* **Objective**
Look through the records below and give the number of lines holding the string "code", nothing more.

* **Records shown**
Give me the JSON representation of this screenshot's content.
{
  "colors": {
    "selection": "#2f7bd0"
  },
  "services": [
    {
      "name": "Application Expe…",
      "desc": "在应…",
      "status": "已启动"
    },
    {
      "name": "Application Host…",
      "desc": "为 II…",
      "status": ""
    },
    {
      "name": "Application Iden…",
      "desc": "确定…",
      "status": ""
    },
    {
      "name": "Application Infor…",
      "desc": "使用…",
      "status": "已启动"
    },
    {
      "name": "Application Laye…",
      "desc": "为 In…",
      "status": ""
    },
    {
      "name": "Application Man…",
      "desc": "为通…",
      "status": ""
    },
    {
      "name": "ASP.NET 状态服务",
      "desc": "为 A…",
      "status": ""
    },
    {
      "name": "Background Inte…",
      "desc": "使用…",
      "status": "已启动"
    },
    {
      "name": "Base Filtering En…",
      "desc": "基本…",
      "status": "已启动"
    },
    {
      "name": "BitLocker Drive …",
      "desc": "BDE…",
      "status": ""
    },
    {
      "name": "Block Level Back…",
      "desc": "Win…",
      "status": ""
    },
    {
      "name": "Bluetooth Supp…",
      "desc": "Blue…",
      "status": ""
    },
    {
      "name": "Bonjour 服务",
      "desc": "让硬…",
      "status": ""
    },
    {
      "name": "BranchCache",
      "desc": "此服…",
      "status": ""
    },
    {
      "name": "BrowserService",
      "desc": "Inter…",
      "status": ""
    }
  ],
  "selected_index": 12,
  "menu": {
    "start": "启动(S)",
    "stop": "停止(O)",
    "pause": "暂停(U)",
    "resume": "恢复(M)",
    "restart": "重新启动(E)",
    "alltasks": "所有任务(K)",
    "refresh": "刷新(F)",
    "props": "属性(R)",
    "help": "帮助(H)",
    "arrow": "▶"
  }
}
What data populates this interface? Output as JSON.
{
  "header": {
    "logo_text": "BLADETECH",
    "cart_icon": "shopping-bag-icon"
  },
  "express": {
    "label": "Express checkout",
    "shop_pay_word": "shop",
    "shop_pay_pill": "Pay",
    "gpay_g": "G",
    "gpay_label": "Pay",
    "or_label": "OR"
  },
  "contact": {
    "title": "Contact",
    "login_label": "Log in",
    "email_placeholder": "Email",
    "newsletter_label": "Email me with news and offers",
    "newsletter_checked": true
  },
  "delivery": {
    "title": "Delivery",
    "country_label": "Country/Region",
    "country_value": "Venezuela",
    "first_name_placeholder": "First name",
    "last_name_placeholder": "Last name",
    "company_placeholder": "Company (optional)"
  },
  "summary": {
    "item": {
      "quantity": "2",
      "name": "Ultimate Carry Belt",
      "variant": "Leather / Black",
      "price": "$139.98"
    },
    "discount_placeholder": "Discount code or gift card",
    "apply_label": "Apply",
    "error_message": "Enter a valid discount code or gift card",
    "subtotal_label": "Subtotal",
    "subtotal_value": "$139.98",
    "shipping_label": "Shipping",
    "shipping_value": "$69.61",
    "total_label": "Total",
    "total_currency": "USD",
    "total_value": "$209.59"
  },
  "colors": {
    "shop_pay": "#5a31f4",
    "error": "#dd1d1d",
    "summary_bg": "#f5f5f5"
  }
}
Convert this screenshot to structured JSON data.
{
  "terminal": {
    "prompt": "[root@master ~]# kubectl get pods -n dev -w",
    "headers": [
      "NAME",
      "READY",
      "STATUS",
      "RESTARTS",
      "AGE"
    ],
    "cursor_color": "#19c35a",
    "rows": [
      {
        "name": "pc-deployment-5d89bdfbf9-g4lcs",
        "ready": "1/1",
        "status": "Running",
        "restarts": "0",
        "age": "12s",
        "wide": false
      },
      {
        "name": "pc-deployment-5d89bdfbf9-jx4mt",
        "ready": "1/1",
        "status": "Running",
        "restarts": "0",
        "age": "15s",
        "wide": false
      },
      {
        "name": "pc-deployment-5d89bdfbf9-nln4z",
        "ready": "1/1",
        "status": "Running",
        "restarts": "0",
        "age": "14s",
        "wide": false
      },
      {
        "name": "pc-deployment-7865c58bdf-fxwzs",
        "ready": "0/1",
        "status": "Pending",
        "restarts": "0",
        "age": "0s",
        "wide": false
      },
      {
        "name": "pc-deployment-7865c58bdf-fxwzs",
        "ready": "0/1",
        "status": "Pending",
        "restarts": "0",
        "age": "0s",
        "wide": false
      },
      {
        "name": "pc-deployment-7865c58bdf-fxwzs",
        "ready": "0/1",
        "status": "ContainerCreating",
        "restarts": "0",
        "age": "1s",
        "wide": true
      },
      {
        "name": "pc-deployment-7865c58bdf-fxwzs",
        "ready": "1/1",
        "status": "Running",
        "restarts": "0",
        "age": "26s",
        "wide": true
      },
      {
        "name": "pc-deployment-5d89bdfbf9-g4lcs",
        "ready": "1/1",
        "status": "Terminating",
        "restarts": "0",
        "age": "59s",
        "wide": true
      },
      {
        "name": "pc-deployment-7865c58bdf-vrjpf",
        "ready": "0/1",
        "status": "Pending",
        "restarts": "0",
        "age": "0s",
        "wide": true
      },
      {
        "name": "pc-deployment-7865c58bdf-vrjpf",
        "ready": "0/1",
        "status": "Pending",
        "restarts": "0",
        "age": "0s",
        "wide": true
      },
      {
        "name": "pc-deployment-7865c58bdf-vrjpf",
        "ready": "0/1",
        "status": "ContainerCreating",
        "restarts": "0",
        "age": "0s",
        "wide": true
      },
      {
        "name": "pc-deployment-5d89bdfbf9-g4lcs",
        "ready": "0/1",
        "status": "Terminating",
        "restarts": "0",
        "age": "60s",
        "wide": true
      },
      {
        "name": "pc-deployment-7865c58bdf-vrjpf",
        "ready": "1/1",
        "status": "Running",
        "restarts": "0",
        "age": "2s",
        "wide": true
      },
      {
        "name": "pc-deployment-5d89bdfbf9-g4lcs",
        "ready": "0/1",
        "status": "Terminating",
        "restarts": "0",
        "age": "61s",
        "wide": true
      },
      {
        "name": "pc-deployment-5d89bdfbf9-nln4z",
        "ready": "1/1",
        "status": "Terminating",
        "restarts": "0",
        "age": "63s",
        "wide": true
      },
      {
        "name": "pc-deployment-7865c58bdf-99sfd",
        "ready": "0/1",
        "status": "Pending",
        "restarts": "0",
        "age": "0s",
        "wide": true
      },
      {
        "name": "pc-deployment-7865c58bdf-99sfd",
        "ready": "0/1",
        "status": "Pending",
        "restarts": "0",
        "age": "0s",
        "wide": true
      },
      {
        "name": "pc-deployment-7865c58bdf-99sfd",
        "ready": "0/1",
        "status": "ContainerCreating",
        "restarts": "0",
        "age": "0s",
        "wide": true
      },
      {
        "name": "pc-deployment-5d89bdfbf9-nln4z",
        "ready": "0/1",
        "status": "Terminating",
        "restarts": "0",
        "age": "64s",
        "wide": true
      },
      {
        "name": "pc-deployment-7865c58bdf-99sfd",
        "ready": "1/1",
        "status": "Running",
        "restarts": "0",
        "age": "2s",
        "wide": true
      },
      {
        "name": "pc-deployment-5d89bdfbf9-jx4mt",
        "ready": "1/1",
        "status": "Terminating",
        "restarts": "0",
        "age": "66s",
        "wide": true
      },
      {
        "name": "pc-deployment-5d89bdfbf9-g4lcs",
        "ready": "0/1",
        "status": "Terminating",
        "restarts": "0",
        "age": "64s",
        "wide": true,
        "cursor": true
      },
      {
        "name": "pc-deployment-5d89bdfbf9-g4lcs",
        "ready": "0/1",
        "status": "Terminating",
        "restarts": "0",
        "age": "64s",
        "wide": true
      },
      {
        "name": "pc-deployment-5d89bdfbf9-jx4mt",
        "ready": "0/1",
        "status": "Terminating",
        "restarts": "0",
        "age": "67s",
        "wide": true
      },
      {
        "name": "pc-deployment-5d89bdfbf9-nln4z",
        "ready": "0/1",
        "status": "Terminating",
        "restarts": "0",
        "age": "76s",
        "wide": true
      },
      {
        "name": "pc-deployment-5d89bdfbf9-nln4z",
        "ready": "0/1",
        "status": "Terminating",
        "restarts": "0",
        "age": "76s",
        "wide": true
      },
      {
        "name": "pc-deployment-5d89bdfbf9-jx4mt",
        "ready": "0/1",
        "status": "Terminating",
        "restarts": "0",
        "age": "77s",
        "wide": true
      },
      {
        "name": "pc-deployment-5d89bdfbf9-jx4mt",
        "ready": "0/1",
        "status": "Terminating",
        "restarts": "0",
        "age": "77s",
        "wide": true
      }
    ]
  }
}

* **Response to the task**
2